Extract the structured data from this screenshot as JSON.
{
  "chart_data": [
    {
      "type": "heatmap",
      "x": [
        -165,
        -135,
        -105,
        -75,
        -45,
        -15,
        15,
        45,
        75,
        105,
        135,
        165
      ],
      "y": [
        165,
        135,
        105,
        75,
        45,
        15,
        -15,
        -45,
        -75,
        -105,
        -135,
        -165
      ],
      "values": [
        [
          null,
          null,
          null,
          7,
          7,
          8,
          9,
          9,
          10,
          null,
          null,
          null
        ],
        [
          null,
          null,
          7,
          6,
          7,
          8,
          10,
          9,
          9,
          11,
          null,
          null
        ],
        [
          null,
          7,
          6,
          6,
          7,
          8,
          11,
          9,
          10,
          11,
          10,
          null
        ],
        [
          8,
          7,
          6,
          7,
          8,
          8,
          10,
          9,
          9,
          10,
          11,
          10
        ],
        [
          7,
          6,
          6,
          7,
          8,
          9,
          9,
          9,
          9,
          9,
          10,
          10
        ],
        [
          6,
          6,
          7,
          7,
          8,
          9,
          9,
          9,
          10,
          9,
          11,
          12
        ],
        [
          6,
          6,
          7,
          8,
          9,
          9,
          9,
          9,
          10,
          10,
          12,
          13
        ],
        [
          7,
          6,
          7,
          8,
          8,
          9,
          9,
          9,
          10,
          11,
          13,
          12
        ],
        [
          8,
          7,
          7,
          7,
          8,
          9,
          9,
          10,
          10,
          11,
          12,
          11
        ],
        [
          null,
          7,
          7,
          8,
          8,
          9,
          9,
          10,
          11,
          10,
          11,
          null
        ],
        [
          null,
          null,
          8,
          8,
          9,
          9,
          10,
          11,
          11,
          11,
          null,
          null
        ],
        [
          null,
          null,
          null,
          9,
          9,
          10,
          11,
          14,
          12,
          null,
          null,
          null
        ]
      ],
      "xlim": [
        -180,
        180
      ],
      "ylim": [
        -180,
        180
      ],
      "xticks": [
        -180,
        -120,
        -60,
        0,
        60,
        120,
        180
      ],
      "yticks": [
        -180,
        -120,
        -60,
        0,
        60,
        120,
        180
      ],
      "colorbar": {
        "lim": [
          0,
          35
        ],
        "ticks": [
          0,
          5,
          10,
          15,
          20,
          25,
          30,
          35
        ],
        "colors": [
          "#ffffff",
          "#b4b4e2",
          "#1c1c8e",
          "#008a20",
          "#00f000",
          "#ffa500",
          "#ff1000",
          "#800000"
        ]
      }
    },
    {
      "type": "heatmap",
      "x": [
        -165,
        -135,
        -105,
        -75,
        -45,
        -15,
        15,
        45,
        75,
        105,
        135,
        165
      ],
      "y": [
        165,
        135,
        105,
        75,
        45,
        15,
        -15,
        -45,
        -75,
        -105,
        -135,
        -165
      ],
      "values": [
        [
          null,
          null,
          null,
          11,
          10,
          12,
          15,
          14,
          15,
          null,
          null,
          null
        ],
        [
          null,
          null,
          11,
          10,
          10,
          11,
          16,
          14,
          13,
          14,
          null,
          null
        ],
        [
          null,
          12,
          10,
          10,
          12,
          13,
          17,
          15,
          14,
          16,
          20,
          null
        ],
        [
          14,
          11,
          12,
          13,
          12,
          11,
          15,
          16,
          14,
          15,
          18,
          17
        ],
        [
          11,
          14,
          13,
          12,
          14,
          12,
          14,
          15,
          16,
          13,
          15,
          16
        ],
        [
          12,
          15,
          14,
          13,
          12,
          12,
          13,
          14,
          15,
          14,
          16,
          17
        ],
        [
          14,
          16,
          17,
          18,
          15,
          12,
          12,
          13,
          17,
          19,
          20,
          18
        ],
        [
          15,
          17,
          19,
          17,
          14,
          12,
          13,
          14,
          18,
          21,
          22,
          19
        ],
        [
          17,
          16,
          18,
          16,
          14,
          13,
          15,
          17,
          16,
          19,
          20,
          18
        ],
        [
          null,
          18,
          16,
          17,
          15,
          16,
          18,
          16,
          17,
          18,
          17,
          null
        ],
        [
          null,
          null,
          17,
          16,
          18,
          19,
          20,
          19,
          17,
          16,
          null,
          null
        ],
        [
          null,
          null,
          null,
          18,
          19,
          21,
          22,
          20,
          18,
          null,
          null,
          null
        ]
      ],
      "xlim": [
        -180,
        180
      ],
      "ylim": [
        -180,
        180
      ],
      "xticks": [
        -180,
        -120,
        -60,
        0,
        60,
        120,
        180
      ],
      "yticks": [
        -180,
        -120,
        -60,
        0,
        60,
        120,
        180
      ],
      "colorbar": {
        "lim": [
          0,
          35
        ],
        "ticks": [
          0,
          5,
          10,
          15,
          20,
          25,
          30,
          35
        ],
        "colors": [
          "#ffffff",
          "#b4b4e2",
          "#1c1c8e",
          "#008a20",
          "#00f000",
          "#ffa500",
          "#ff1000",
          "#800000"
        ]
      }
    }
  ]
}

============

Problem description.
Retype the records above exactly.

Answer to this problem.
Extract the structured data from this screenshot as JSON.
{
  "chart_data": [
    {
      "type": "heatmap",
      "x": [
        -165,
        -135,
        -105,
        -75,
        -45,
        -15,
        15,
        45,
        75,
        105,
        135,
        165
      ],
      "y": [
        165,
        135,
        105,
        75,
        45,
        15,
        -15,
        -45,
        -75,
        -105,
        -135,
        -165
      ],
      "values": [
        [
          null,
          null,
          null,
          7,
          7,
          8,
          9,
          9,
          10,
          null,
          null,
          null
        ],
        [
          null,
          null,
          7,
          6,
          7,
          8,
          10,
          9,
          9,
          11,
          null,
          null
        ],
        [
          null,
          7,
          6,
          6,
          7,
          8,
          11,
          9,
          10,
          11,
          10,
          null
        ],
        [
          8,
          7,
          6,
          7,
          8,
          8,
          10,
          9,
          9,
          10,
          11,
          10
        ],
        [
          7,
          6,
          6,
          7,
          8,
          9,
          9,
          9,
          9,
          9,
          10,
          10
        ],
        [
          6,
          6,
          7,
          7,
          8,
          9,
          9,
          9,
          10,
          9,
          11,
          12
        ],
        [
          6,
          6,
          7,
          8,
          9,
          9,
          9,
          9,
          10,
          10,
          12,
          13
        ],
        [
          7,
          6,
          7,
          8,
          8,
          9,
          9,
          9,
          10,
          11,
          13,
          12
        ],
        [
          8,
          7,
          7,
          7,
          8,
          9,
          9,
          10,
          10,
          11,
          12,
          11
        ],
        [
          null,
          7,
          7,
          8,
          8,
          9,
          9,
          10,
          11,
          10,
          11,
          null
        ],
        [
          null,
          null,
          8,
          8,
          9,
          9,
          10,
          11,
          11,
          11,
          null,
          null
        ],
        [
          null,
          null,
          null,
          9,
          9,
          10,
          11,
          14,
          12,
          null,
          null,
          null
        ]
      ],
      "xlim": [
        -180,
        180
      ],
      "ylim": [
        -180,
        180
      ],
      "xticks": [
        -180,
        -120,
        -60,
        0,
        60,
        120,
        180
      ],
      "yticks": [
        -180,
        -120,
        -60,
        0,
        60,
        120,
        180
      ],
      "colorbar": {
        "lim": [
          0,
          35
        ],
        "ticks": [
          0,
          5,
          10,
          15,
          20,
          25,
          30,
          35
        ],
        "colors": [
          "#ffffff",
          "#b4b4e2",
          "#1c1c8e",
          "#008a20",
          "#00f000",
          "#ffa500",
          "#ff1000",
          "#800000"
        ]
      }
    },
    {
      "type": "heatmap",
      "x": [
        -165,
        -135,
        -105,
        -75,
        -45,
        -15,
        15,
        45,
        75,
        105,
        135,
        165
      ],
      "y": [
        165,
        135,
        105,
        75,
        45,
        15,
        -15,
        -45,
        -75,
        -105,
        -135,
        -165
      ],
      "values": [
        [
          null,
          null,
          null,
          11,
          10,
          12,
          15,
          14,
          15,
          null,
          null,
          null
        ],
        [
          null,
          null,
          11,
          10,
          10,
          11,
          16,
          14,
          13,
          14,
          null,
          null
        ],
        [
          null,
          12,
          10,
          10,
          12,
          13,
          17,
          15,
          14,
          16,
          20,
          null
        ],
        [
          14,
          11,
          12,
          13,
          12,
          11,
          15,
          16,
          14,
          15,
          18,
          17
        ],
        [
          11,
          14,
          13,
          12,
          14,
          12,
          14,
          15,
          16,
          13,
          15,
          16
        ],
        [
          12,
          15,
          14,
          13,
          12,
          12,
          13,
          14,
          15,
          14,
          16,
          17
        ],
        [
          14,
          16,
          17,
          18,
          15,
          12,
          12,
          13,
          17,
          19,
          20,
          18
        ],
        [
          15,
          17,
          19,
          17,
          14,
          12,
          13,
          14,
          18,
          21,
          22,
          19
        ],
        [
          17,
          16,
          18,
          16,
          14,
          13,
          15,
          17,
          16,
          19,
          20,
          18
        ],
        [
          null,
          18,
          16,
          17,
          15,
          16,
          18,
          16,
          17,
          18,
          17,
          null
        ],
        [
          null,
          null,
          17,
          16,
          18,
          19,
          20,
          19,
          17,
          16,
          null,
          null
        ],
        [
          null,
          null,
          null,
          18,
          19,
          21,
          22,
          20,
          18,
          null,
          null,
          null
        ]
      ],
      "xlim": [
        -180,
        180
      ],
      "ylim": [
        -180,
        180
      ],
      "xticks": [
        -180,
        -120,
        -60,
        0,
        60,
        120,
        180
      ],
      "yticks": [
        -180,
        -120,
        -60,
        0,
        60,
        120,
        180
      ],
      "colorbar": {
        "lim": [
          0,
          35
        ],
        "ticks": [
          0,
          5,
          10,
          15,
          20,
          25,
          30,
          35
        ],
        "colors": [
          "#ffffff",
          "#b4b4e2",
          "#1c1c8e",
          "#008a20",
          "#00f000",
          "#ffa500",
          "#ff1000",
          "#800000"
        ]
      }
    }
  ]
}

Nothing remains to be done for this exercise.